▸ To be done: Exactly as given, repeat all of the entries.

▸ Records for the task:
···
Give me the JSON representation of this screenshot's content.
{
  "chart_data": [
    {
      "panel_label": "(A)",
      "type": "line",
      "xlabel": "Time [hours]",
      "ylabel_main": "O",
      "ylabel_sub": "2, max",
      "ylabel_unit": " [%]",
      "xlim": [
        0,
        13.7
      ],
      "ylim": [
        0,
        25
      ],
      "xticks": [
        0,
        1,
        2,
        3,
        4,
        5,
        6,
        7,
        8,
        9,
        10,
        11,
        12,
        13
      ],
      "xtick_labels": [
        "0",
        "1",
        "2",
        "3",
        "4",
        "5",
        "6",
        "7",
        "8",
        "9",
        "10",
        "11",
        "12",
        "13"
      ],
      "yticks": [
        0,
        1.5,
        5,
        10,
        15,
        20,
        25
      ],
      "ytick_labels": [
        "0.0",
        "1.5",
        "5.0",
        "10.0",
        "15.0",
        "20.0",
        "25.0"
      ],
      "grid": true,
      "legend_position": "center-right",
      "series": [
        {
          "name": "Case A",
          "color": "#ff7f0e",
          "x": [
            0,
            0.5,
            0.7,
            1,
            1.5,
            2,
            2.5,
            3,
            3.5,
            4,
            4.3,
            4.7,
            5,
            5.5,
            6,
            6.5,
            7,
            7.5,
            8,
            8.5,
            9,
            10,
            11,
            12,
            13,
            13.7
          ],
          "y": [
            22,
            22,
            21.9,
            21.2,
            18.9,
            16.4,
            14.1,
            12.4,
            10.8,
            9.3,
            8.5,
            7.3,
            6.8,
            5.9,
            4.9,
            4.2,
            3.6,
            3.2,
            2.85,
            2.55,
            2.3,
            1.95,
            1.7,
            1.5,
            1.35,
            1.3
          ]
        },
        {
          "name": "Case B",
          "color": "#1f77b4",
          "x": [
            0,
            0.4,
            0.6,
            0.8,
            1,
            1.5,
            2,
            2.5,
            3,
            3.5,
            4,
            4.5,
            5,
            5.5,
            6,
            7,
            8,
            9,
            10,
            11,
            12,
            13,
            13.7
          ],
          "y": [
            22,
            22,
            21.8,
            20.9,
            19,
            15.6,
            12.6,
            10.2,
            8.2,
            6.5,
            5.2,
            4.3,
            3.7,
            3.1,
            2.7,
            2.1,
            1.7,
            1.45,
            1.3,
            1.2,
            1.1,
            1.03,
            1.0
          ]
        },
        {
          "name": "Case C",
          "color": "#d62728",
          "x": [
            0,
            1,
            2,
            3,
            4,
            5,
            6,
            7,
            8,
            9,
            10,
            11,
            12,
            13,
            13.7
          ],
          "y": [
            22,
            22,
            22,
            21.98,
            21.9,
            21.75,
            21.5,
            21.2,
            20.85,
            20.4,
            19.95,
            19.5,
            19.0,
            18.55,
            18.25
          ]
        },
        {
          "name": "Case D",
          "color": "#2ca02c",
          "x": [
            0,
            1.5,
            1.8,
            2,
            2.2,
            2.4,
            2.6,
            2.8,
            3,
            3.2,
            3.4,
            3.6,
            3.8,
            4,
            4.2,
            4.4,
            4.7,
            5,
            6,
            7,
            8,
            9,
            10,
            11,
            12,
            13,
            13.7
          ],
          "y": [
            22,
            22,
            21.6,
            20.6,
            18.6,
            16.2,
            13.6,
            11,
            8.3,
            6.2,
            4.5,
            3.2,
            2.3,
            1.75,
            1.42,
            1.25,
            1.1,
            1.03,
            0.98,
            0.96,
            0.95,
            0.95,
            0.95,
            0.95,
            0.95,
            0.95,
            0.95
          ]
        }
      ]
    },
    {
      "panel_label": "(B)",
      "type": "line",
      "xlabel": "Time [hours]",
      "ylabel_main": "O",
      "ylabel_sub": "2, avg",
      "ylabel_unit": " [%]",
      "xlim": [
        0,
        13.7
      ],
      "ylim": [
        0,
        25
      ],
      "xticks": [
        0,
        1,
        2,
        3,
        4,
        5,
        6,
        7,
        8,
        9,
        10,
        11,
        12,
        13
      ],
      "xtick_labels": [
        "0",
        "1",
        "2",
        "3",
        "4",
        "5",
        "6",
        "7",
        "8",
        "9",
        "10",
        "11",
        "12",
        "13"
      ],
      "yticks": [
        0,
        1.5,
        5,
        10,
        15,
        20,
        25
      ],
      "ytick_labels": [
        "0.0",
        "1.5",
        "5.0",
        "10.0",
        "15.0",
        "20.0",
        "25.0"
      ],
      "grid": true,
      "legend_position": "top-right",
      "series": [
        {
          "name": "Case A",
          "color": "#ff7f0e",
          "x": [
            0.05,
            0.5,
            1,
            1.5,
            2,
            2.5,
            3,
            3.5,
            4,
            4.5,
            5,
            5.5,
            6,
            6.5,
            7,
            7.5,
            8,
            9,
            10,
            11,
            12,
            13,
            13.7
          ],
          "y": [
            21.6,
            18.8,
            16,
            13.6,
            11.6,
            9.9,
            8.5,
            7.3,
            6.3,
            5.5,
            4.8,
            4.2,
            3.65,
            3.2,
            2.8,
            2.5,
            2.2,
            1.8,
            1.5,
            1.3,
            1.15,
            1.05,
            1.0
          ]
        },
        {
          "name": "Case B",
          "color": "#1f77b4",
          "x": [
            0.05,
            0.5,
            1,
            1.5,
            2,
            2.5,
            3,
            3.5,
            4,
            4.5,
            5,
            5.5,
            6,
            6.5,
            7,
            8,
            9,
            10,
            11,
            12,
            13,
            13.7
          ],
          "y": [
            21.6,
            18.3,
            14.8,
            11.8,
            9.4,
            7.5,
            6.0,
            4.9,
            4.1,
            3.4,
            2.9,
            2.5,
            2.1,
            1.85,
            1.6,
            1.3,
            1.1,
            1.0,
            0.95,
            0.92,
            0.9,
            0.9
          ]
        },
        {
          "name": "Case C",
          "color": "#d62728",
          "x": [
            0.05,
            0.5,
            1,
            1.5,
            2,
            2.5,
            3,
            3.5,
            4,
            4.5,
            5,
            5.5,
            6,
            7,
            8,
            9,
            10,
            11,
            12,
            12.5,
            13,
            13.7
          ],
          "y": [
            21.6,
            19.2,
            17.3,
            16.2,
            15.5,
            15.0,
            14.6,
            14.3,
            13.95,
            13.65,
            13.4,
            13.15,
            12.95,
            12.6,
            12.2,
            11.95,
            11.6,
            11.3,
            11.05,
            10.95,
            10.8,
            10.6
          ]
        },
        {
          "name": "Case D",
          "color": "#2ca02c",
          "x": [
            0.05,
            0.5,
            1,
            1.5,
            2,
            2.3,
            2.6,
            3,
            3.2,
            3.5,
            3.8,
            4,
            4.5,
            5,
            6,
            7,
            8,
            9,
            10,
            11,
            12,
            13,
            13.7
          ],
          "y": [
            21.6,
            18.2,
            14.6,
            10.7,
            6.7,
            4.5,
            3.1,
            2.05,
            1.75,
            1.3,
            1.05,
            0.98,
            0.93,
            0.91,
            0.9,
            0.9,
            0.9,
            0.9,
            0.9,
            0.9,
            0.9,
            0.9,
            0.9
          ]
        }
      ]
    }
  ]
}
···
▸ Correct result:
Give me the JSON representation of this screenshot's content.
{
  "chart_data": [
    {
      "panel_label": "(A)",
      "type": "line",
      "xlabel": "Time [hours]",
      "ylabel_main": "O",
      "ylabel_sub": "2, max",
      "ylabel_unit": " [%]",
      "xlim": [
        0,
        13.7
      ],
      "ylim": [
        0,
        25
      ],
      "xticks": [
        0,
        1,
        2,
        3,
        4,
        5,
        6,
        7,
        8,
        9,
        10,
        11,
        12,
        13
      ],
      "xtick_labels": [
        "0",
        "1",
        "2",
        "3",
        "4",
        "5",
        "6",
        "7",
        "8",
        "9",
        "10",
        "11",
        "12",
        "13"
      ],
      "yticks": [
        0,
        1.5,
        5,
        10,
        15,
        20,
        25
      ],
      "ytick_labels": [
        "0.0",
        "1.5",
        "5.0",
        "10.0",
        "15.0",
        "20.0",
        "25.0"
      ],
      "grid": true,
      "legend_position": "center-right",
      "series": [
        {
          "name": "Case A",
          "color": "#ff7f0e",
          "x": [
            0,
            0.5,
            0.7,
            1,
            1.5,
            2,
            2.5,
            3,
            3.5,
            4,
            4.3,
            4.7,
            5,
            5.5,
            6,
            6.5,
            7,
            7.5,
            8,
            8.5,
            9,
            10,
            11,
            12,
            13,
            13.7
          ],
          "y": [
            22,
            22,
            21.9,
            21.2,
            18.9,
            16.4,
            14.1,
            12.4,
            10.8,
            9.3,
            8.5,
            7.3,
            6.8,
            5.9,
            4.9,
            4.2,
            3.6,
            3.2,
            2.85,
            2.55,
            2.3,
            1.95,
            1.7,
            1.5,
            1.35,
            1.3
          ]
        },
        {
          "name": "Case B",
          "color": "#1f77b4",
          "x": [
            0,
            0.4,
            0.6,
            0.8,
            1,
            1.5,
            2,
            2.5,
            3,
            3.5,
            4,
            4.5,
            5,
            5.5,
            6,
            7,
            8,
            9,
            10,
            11,
            12,
            13,
            13.7
          ],
          "y": [
            22,
            22,
            21.8,
            20.9,
            19,
            15.6,
            12.6,
            10.2,
            8.2,
            6.5,
            5.2,
            4.3,
            3.7,
            3.1,
            2.7,
            2.1,
            1.7,
            1.45,
            1.3,
            1.2,
            1.1,
            1.03,
            1.0
          ]
        },
        {
          "name": "Case C",
          "color": "#d62728",
          "x": [
            0,
            1,
            2,
            3,
            4,
            5,
            6,
            7,
            8,
            9,
            10,
            11,
            12,
            13,
            13.7
          ],
          "y": [
            22,
            22,
            22,
            21.98,
            21.9,
            21.75,
            21.5,
            21.2,
            20.85,
            20.4,
            19.95,
            19.5,
            19.0,
            18.55,
            18.25
          ]
        },
        {
          "name": "Case D",
          "color": "#2ca02c",
          "x": [
            0,
            1.5,
            1.8,
            2,
            2.2,
            2.4,
            2.6,
            2.8,
            3,
            3.2,
            3.4,
            3.6,
            3.8,
            4,
            4.2,
            4.4,
            4.7,
            5,
            6,
            7,
            8,
            9,
            10,
            11,
            12,
            13,
            13.7
          ],
          "y": [
            22,
            22,
            21.6,
            20.6,
            18.6,
            16.2,
            13.6,
            11,
            8.3,
            6.2,
            4.5,
            3.2,
            2.3,
            1.75,
            1.42,
            1.25,
            1.1,
            1.03,
            0.98,
            0.96,
            0.95,
            0.95,
            0.95,
            0.95,
            0.95,
            0.95,
            0.95
          ]
        }
      ]
    },
    {
      "panel_label": "(B)",
      "type": "line",
      "xlabel": "Time [hours]",
      "ylabel_main": "O",
      "ylabel_sub": "2, avg",
      "ylabel_unit": " [%]",
      "xlim": [
        0,
        13.7
      ],
      "ylim": [
        0,
        25
      ],
      "xticks": [
        0,
        1,
        2,
        3,
        4,
        5,
        6,
        7,
        8,
        9,
        10,
        11,
        12,
        13
      ],
      "xtick_labels": [
        "0",
        "1",
        "2",
        "3",
        "4",
        "5",
        "6",
        "7",
        "8",
        "9",
        "10",
        "11",
        "12",
        "13"
      ],
      "yticks": [
        0,
        1.5,
        5,
        10,
        15,
        20,
        25
      ],
      "ytick_labels": [
        "0.0",
        "1.5",
        "5.0",
        "10.0",
        "15.0",
        "20.0",
        "25.0"
      ],
      "grid": true,
      "legend_position": "top-right",
      "series": [
        {
          "name": "Case A",
          "color": "#ff7f0e",
          "x": [
            0.05,
            0.5,
            1,
            1.5,
            2,
            2.5,
            3,
            3.5,
            4,
            4.5,
            5,
            5.5,
            6,
            6.5,
            7,
            7.5,
            8,
            9,
            10,
            11,
            12,
            13,
            13.7
          ],
          "y": [
            21.6,
            18.8,
            16,
            13.6,
            11.6,
            9.9,
            8.5,
            7.3,
            6.3,
            5.5,
            4.8,
            4.2,
            3.65,
            3.2,
            2.8,
            2.5,
            2.2,
            1.8,
            1.5,
            1.3,
            1.15,
            1.05,
            1.0
          ]
        },
        {
          "name": "Case B",
          "color": "#1f77b4",
          "x": [
            0.05,
            0.5,
            1,
            1.5,
            2,
            2.5,
            3,
            3.5,
            4,
            4.5,
            5,
            5.5,
            6,
            6.5,
            7,
            8,
            9,
            10,
            11,
            12,
            13,
            13.7
          ],
          "y": [
            21.6,
            18.3,
            14.8,
            11.8,
            9.4,
            7.5,
            6.0,
            4.9,
            4.1,
            3.4,
            2.9,
            2.5,
            2.1,
            1.85,
            1.6,
            1.3,
            1.1,
            1.0,
            0.95,
            0.92,
            0.9,
            0.9
          ]
        },
        {
          "name": "Case C",
          "color": "#d62728",
          "x": [
            0.05,
            0.5,
            1,
            1.5,
            2,
            2.5,
            3,
            3.5,
            4,
            4.5,
            5,
            5.5,
            6,
            7,
            8,
            9,
            10,
            11,
            12,
            12.5,
            13,
            13.7
          ],
          "y": [
            21.6,
            19.2,
            17.3,
            16.2,
            15.5,
            15.0,
            14.6,
            14.3,
            13.95,
            13.65,
            13.4,
            13.15,
            12.95,
            12.6,
            12.2,
            11.95,
            11.6,
            11.3,
            11.05,
            10.95,
            10.8,
            10.6
          ]
        },
        {
          "name": "Case D",
          "color": "#2ca02c",
          "x": [
            0.05,
            0.5,
            1,
            1.5,
            2,
            2.3,
            2.6,
            3,
            3.2,
            3.5,
            3.8,
            4,
            4.5,
            5,
            6,
            7,
            8,
            9,
            10,
            11,
            12,
            13,
            13.7
          ],
          "y": [
            21.6,
            18.2,
            14.6,
            10.7,
            6.7,
            4.5,
            3.1,
            2.05,
            1.75,
            1.3,
            1.05,
            0.98,
            0.93,
            0.91,
            0.9,
            0.9,
            0.9,
            0.9,
            0.9,
            0.9,
            0.9,
            0.9,
            0.9
          ]
        }
      ]
    }
  ]
}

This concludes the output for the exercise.